### TASK REQUIREMENTS
Find the lines of data that contain the string "orient", then list them.

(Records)
:::
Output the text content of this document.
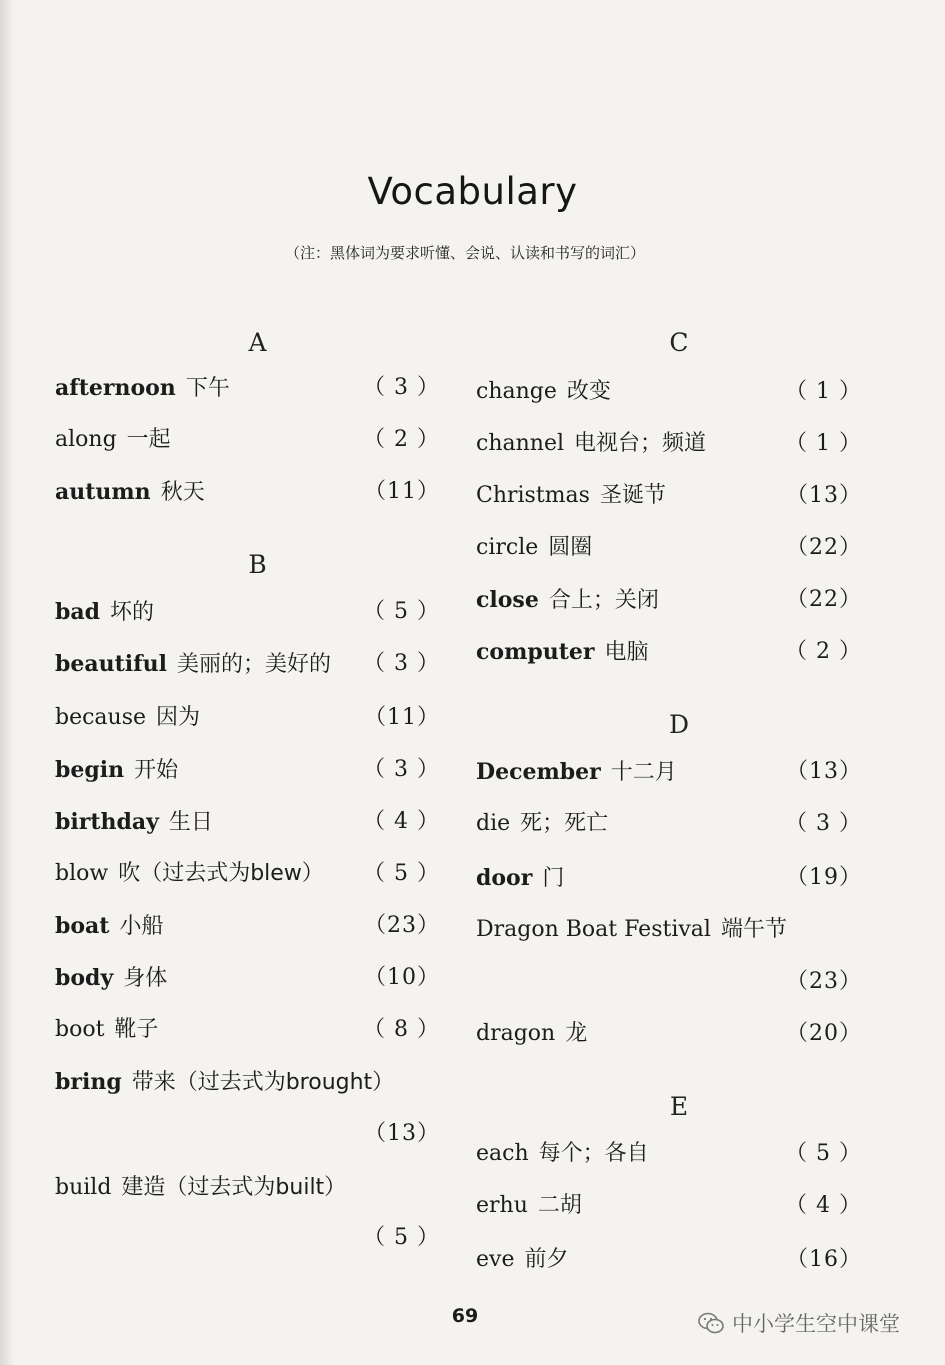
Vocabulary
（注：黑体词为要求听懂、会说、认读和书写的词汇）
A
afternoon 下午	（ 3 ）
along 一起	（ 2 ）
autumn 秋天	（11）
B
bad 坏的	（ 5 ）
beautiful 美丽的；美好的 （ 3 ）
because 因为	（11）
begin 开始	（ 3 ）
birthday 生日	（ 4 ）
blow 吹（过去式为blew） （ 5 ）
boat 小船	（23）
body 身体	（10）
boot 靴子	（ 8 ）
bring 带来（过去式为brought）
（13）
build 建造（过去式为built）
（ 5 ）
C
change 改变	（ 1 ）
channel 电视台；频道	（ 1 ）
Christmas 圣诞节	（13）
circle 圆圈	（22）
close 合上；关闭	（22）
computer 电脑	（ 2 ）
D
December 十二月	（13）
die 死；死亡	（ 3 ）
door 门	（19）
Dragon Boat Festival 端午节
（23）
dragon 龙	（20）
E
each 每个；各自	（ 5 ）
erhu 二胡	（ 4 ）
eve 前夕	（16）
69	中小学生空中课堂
:::
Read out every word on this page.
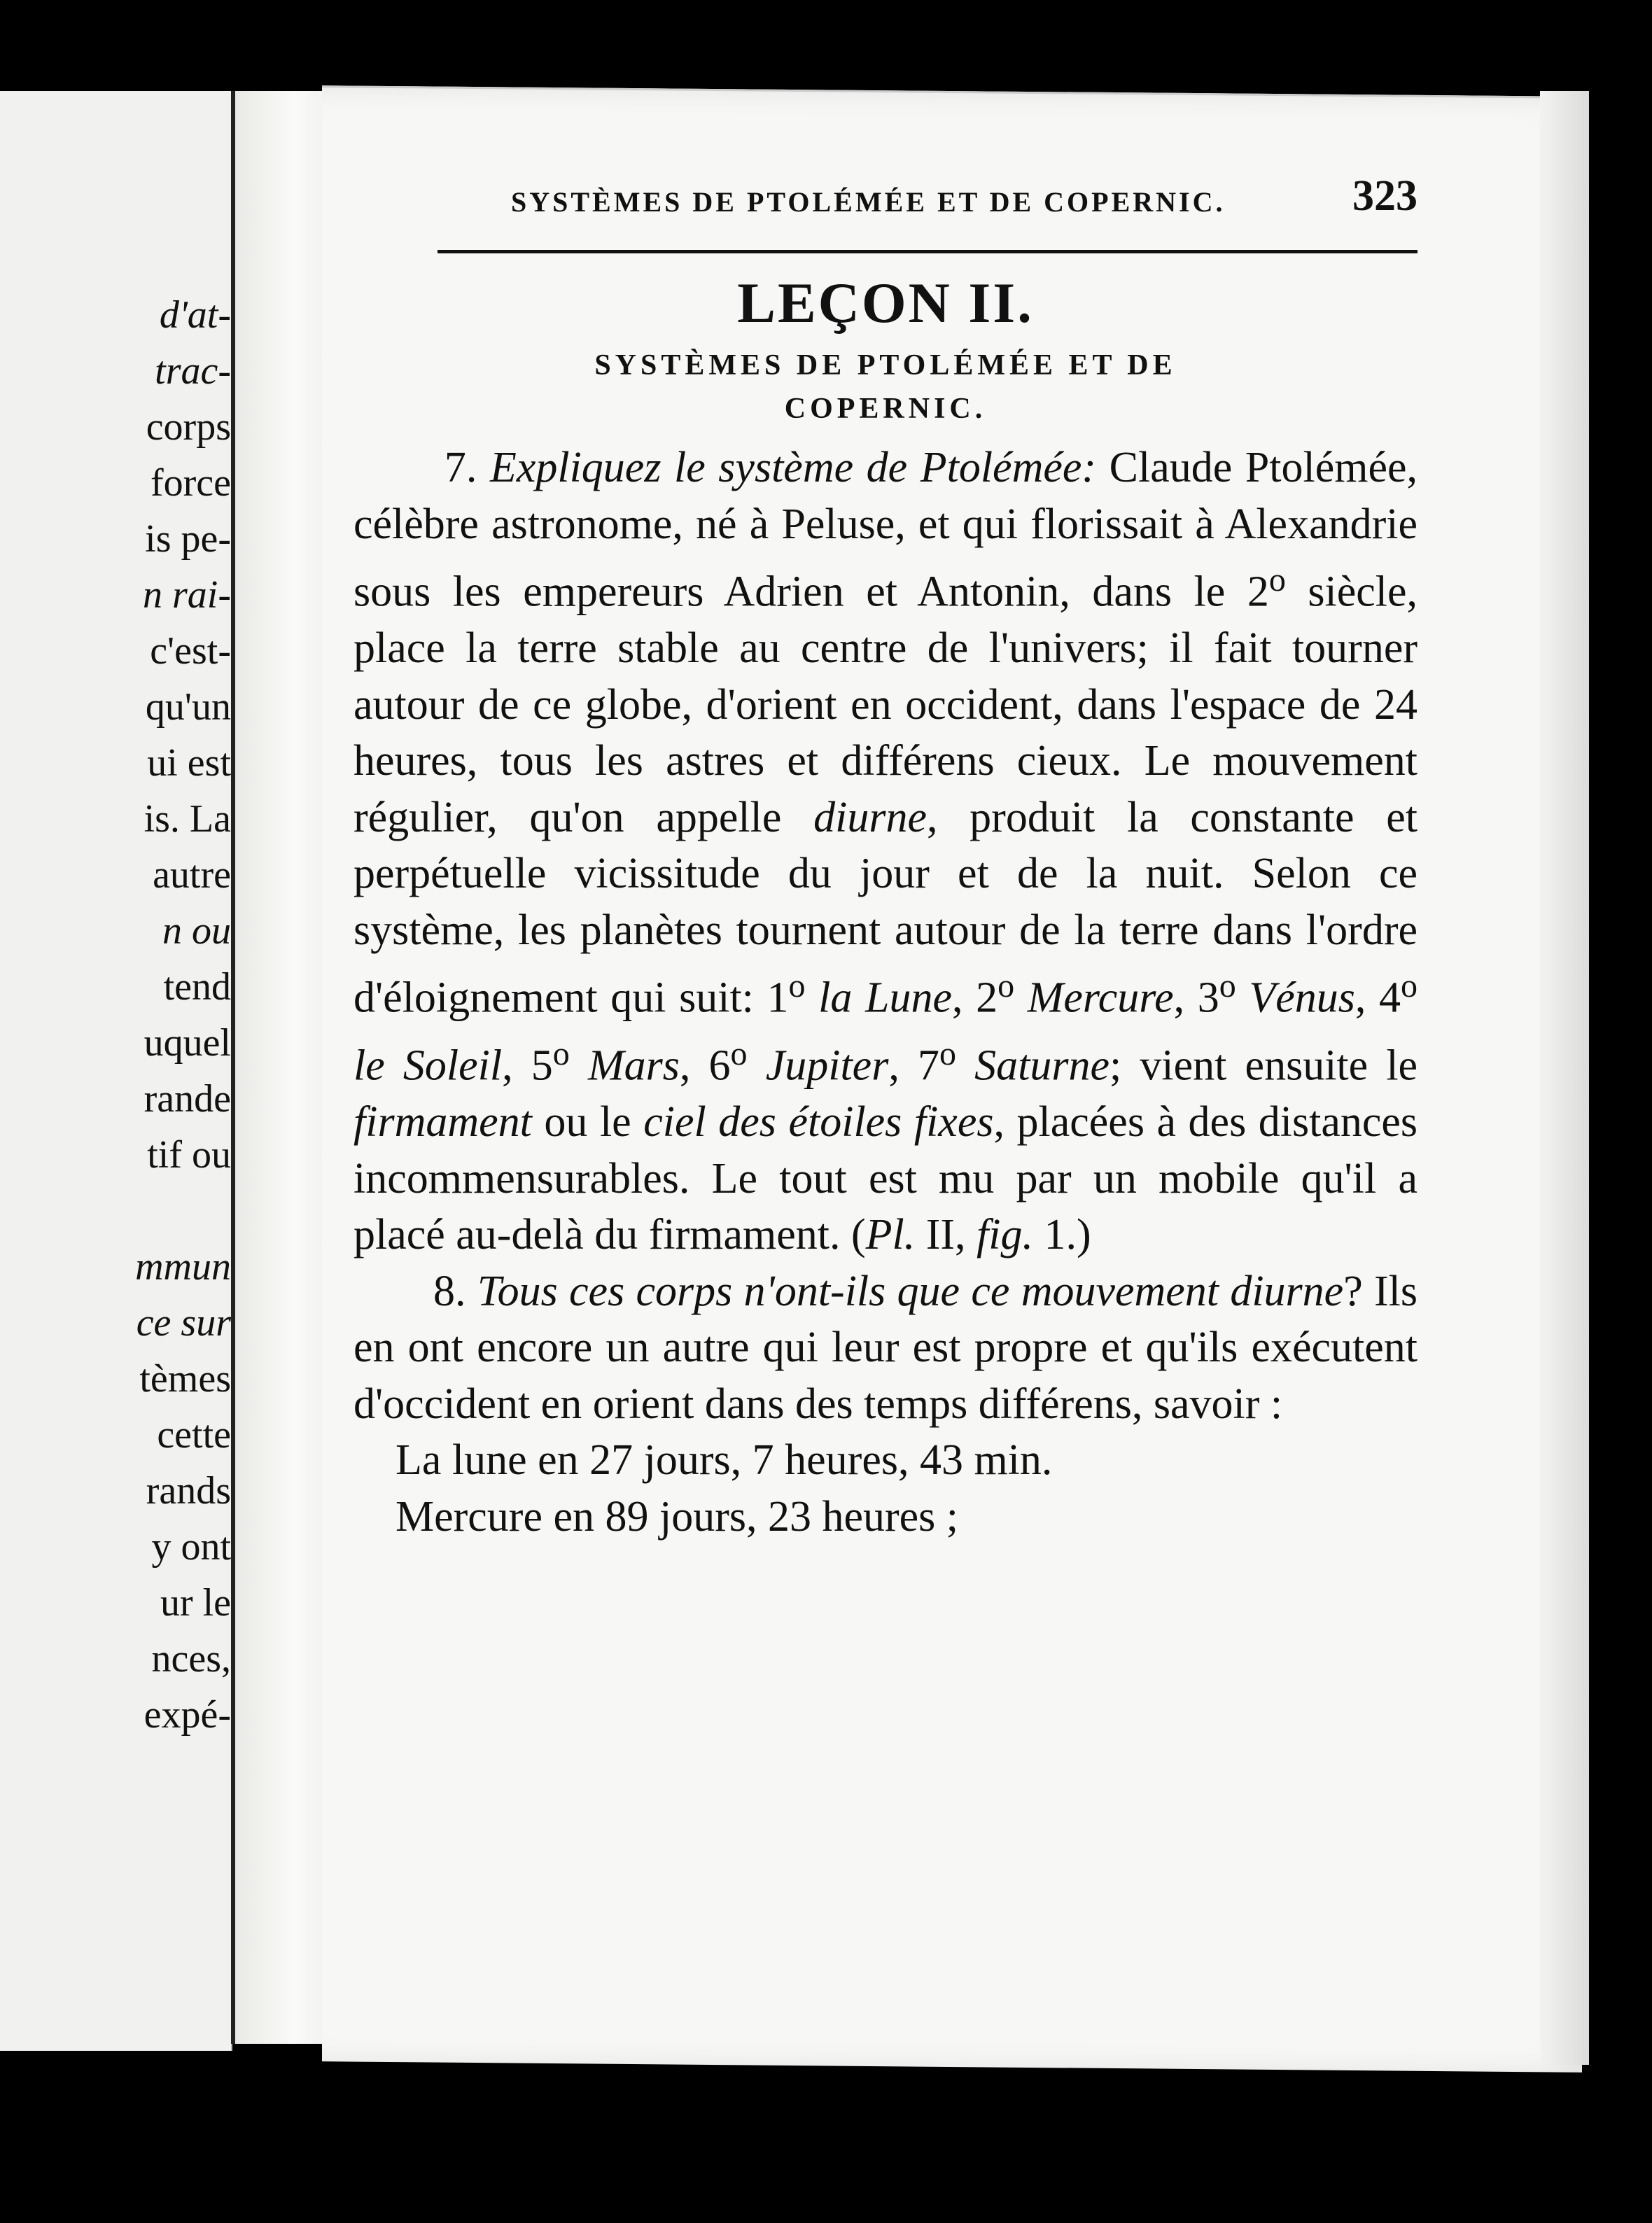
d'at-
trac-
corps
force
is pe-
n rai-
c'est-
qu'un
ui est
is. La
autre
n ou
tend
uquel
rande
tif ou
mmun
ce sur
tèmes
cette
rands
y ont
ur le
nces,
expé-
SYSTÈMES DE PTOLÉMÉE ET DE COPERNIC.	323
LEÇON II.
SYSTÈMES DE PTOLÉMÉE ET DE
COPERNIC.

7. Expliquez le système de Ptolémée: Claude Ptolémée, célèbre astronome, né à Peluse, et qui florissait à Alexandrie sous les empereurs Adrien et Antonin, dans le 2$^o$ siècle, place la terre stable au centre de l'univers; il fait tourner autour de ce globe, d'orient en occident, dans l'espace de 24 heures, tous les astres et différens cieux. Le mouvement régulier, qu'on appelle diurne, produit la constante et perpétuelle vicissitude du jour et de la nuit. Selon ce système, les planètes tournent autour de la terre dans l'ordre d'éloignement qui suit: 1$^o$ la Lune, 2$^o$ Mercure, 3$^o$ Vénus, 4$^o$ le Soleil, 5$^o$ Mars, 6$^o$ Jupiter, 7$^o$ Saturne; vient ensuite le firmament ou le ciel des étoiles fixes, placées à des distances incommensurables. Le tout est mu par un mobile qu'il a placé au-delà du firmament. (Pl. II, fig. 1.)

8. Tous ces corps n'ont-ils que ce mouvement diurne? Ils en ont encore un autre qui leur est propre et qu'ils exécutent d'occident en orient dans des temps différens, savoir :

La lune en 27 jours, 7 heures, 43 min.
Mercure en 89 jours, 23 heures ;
:::
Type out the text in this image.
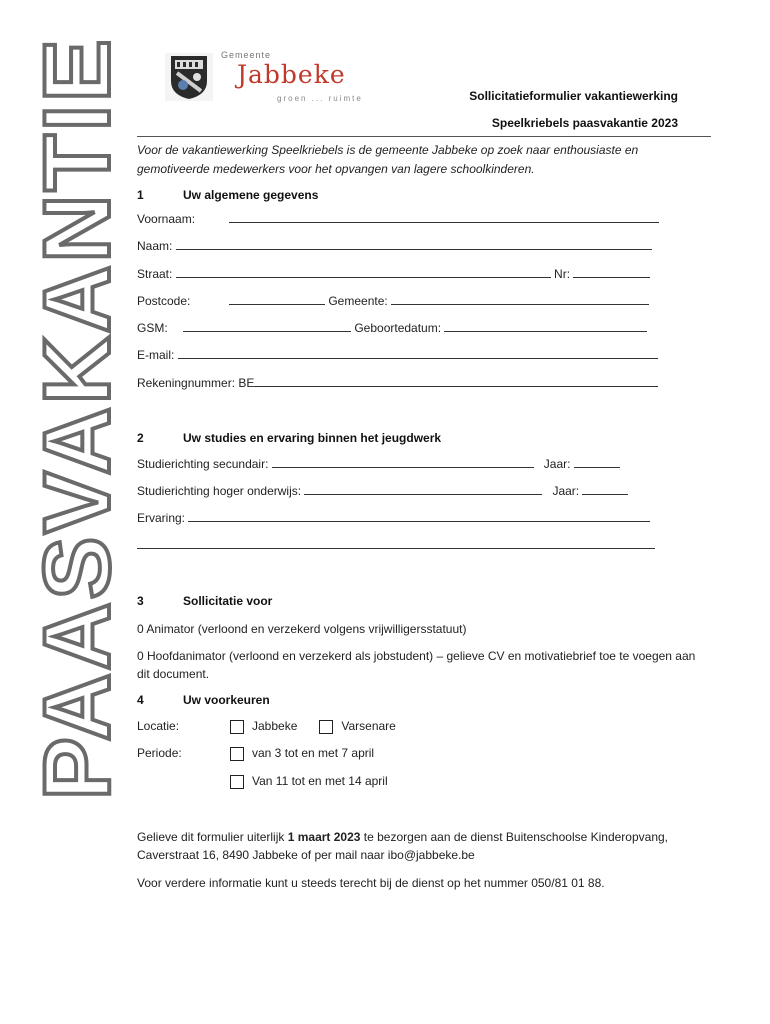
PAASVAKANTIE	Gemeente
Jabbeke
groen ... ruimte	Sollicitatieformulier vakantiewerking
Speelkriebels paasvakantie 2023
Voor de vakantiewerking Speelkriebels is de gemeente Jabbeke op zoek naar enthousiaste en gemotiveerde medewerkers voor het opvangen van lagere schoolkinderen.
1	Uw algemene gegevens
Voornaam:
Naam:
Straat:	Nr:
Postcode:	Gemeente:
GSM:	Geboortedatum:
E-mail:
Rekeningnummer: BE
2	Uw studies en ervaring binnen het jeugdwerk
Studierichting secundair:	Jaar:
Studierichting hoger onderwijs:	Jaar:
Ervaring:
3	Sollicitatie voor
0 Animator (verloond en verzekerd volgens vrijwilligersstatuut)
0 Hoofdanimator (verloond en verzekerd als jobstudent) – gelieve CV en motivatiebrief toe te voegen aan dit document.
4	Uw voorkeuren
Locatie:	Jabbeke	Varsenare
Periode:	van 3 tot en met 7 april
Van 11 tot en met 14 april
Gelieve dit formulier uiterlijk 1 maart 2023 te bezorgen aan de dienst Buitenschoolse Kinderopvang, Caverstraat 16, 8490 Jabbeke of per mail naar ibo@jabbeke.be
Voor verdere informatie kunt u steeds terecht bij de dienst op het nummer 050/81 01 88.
:::
### SOLUTION
7. Expliquez le système de Ptolémée: Claude Ptolémée, célèbre astronome, né à Peluse, et qui florissait à Alexandrie sous les empereurs Adrien et Antonin, dans le 2$^o$ siècle, place la terre stable au centre de l'univers; il fait tourner autour de ce globe, d'orient en occident, dans l'espace de 24 heures, tous les astres et différens cieux. Le mouvement régulier, qu'on appelle diurne, produit la constante et perpétuelle vicissitude du jour et de la nuit. Selon ce système, les planètes tournent autour de la terre dans l'ordre d'éloignement qui suit: 1$^o$ la Lune, 2$^o$ Mercure, 3$^o$ Vénus, 4$^o$ le Soleil, 5$^o$ Mars, 6$^o$ Jupiter, 7$^o$ Saturne; vient ensuite le firmament ou le ciel des étoiles fixes, placées à des distances incommensurables. Le tout est mu par un mobile qu'il a placé au-delà du firmament. (Pl. II, fig. 1.)
8. Tous ces corps n'ont-ils que ce mouvement diurne? Ils en ont encore un autre qui leur est propre et qu'ils exécutent d'occident en orient dans des temps différens, savoir :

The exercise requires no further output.